August 23, 2016 — 5:00 AM EDT


  Proxy firm endorses link between compensation, stock returns

  Some say ‘lazy man’s metric’ won’t drive company performance

Institutional Shareholder Services has unintentionally taken on Hillary Clinton and Larry Fink. 

At the moment, ISS is winning. 

The proxy adviser, whose customers control a combined $25 trillion in assets, has helped drive the trend toward rewarding executives for share-price gains. Today, more than half the chief executive officers of S&P 500 companies receive compensation partly determined by shareholder return, according to Equilar Inc. That’s doubled since non-binding “say-on-pay” shareholder votes on compensation were introduced in 2011.

“ISS has been a major influence,” said Joe Sorrentino, managing director at executive compensation firm Steven Hall & Partners.

Both Clinton and Fink have called on companies to focus on long-term growth rather than stock moves. The Democratic presidential nominee has criticized short-term thinking as “quarterly capitalism’’ while the CEO of BlackRock Inc., the world’s largest asset manager, has denounced it as “earnings hysteria.”

Say On Pay

In its recommendations to subscribers, ISS compares a company’s CEO pay and its total shareholder return -- the change in stock price plus dividends paid -- to those of competitors. A mismatch between pay and three-year relative stock performance can result in ISS urging clients to vote against the company’s pay plan and reject directors serving on the board’s compensation committee.

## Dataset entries
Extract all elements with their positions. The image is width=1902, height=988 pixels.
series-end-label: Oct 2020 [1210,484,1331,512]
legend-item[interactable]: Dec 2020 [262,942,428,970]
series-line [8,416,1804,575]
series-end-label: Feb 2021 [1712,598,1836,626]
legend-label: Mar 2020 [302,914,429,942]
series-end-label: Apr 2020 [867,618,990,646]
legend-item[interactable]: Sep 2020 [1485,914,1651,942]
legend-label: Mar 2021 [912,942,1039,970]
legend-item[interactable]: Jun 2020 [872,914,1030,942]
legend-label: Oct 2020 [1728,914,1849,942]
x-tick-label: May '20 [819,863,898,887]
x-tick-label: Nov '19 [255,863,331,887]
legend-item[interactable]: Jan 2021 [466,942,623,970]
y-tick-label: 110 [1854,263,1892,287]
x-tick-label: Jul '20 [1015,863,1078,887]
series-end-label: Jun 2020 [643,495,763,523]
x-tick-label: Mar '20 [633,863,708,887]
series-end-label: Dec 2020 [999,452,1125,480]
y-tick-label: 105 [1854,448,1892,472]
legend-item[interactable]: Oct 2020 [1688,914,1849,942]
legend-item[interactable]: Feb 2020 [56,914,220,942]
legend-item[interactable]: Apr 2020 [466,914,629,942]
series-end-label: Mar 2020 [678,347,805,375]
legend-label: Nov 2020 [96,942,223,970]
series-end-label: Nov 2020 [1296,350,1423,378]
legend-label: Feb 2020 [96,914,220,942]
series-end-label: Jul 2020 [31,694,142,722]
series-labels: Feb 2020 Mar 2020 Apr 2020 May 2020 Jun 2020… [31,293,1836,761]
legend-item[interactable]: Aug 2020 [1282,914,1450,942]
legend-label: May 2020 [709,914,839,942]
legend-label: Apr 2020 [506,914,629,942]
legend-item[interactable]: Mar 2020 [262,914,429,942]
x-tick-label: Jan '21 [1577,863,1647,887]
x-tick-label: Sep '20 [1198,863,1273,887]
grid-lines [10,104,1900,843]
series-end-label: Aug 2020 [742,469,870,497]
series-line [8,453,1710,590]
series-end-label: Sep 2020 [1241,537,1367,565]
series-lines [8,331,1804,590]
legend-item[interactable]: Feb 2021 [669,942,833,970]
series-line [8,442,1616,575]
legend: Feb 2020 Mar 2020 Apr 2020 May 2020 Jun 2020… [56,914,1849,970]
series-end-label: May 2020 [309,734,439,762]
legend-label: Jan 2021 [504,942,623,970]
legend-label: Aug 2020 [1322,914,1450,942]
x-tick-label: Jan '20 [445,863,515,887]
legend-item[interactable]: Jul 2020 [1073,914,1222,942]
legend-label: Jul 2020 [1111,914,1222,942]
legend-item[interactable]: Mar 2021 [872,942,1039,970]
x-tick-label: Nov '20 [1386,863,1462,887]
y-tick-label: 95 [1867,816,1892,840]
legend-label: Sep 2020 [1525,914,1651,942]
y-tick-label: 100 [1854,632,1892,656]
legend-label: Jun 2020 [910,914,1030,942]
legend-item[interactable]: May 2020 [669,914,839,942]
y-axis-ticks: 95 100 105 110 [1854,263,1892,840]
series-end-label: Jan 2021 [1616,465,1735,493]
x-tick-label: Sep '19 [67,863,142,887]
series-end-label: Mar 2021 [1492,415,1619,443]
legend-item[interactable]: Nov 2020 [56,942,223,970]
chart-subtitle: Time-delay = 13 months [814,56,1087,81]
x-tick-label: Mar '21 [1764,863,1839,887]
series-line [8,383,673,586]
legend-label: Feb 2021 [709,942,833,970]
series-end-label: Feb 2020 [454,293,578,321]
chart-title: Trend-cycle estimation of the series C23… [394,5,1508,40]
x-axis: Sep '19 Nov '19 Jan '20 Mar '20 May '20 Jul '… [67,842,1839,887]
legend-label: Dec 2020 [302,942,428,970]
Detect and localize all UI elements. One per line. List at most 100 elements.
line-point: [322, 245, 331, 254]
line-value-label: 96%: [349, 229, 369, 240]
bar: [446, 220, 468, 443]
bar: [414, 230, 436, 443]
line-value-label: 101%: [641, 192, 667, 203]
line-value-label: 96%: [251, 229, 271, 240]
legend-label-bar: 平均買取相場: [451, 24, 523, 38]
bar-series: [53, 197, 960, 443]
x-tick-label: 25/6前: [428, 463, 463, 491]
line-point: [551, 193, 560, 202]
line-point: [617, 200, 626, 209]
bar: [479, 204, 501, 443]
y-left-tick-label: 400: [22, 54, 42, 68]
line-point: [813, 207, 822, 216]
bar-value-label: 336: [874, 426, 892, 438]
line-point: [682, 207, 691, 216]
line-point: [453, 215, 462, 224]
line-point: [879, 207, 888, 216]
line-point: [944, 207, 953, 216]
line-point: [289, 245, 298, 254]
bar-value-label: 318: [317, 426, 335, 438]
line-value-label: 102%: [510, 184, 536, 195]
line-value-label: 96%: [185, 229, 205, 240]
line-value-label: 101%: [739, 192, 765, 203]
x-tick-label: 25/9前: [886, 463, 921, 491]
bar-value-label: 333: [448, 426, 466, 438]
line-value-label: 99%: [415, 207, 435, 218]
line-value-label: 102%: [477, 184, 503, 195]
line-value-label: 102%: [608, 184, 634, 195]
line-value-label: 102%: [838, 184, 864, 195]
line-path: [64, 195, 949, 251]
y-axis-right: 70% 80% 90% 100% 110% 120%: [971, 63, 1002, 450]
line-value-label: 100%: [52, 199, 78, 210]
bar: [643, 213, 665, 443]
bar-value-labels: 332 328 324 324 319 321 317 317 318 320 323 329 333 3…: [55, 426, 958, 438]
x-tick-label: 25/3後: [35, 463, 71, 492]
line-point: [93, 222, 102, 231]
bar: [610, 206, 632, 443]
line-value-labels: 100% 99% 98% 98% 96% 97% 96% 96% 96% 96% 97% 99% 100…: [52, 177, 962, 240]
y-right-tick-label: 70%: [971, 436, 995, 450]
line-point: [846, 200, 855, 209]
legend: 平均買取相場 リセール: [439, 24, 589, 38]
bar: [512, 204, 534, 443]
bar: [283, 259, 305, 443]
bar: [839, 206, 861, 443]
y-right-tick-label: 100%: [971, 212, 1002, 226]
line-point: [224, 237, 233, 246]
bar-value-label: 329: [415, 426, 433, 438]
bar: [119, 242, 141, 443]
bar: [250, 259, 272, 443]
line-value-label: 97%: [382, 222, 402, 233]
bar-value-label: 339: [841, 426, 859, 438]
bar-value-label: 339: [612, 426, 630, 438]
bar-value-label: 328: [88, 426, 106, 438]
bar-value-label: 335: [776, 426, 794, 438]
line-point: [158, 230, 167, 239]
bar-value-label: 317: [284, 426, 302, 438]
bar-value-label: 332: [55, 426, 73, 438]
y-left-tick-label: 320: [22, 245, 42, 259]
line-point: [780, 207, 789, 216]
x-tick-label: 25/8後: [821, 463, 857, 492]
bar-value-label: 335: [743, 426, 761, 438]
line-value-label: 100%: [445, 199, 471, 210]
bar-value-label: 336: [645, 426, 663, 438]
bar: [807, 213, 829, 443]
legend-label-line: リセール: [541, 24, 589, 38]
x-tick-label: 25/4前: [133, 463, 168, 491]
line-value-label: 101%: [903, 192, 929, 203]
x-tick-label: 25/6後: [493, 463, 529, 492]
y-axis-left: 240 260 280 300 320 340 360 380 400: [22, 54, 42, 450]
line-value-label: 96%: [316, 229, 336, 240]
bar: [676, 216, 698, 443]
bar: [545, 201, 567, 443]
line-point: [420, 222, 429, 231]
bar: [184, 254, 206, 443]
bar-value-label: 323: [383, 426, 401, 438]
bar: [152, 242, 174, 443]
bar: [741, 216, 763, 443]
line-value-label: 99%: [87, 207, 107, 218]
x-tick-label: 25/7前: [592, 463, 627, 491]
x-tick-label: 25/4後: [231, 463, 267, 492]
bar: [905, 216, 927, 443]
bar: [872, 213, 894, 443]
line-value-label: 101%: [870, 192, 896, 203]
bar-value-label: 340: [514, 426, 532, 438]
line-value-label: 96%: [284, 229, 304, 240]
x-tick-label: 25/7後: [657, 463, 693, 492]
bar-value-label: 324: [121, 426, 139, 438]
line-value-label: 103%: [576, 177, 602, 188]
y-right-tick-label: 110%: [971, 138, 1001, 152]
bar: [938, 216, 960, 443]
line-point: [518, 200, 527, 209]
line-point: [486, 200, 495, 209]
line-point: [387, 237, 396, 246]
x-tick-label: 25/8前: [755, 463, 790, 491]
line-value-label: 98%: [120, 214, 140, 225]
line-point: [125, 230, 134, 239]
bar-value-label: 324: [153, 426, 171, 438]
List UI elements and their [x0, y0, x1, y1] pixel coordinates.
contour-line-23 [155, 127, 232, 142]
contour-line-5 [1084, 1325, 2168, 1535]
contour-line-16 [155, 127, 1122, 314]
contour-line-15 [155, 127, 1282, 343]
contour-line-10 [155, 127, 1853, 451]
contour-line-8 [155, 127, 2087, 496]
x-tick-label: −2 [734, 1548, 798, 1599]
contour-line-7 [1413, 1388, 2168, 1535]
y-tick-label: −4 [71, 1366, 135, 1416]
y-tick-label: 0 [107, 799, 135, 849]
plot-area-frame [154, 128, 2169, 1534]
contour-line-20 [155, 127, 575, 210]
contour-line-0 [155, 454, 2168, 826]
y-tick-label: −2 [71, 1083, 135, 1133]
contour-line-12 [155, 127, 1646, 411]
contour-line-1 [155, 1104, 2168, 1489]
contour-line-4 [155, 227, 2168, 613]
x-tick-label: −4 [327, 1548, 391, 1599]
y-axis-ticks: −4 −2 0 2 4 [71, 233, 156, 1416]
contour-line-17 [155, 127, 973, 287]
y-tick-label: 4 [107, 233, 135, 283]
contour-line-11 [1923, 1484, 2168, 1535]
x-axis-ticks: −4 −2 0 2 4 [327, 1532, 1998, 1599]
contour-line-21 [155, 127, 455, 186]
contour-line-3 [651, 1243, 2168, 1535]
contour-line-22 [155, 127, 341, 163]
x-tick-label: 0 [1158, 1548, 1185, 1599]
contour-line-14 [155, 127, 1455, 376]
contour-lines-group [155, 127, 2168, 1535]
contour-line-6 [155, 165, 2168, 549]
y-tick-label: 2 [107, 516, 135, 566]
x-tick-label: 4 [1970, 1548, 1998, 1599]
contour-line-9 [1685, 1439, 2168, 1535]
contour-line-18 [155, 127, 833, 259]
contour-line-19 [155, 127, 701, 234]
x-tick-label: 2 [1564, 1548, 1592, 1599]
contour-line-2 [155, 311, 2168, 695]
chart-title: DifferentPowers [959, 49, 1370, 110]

## PROBLEMS TO SOLVE
• A. Answer these questions from the article on executive pay and stock returns:
(i) What combined amount of assets do the proxy adviser's customers control?
(ii) What phrase has the CEO of BlackRock Inc. used to denounce short-term thinking?
(iii) How does the article define total shareholder return?
• B. In the article on executive pay and stock returns, rewrite the part that opens with the words containing "At the moment, ISS" and closes with "Hall & Partners.", changing "managing director" to "principal".

## ANSWERS TO THE EXERCISES
• A.
(i) $25 trillion
(ii) "earnings hysteria"
(iii) The change in stock price plus dividends paid

• B.
At the moment, ISS is winning. 

The proxy adviser, whose customers control a combined $25 trillion in assets, has helped drive the trend toward rewarding executives for share-price gains. Today, more than half the chief executive officers of S&P 500 companies receive compensation partly determined by shareholder return, according to Equilar Inc. That’s doubled since non-binding “say-on-pay” shareholder votes on compensation were introduced in 2011.

“ISS has been a major influence,” said Joe Sorrentino, principal at executive compensation firm Steven Hall & Partners.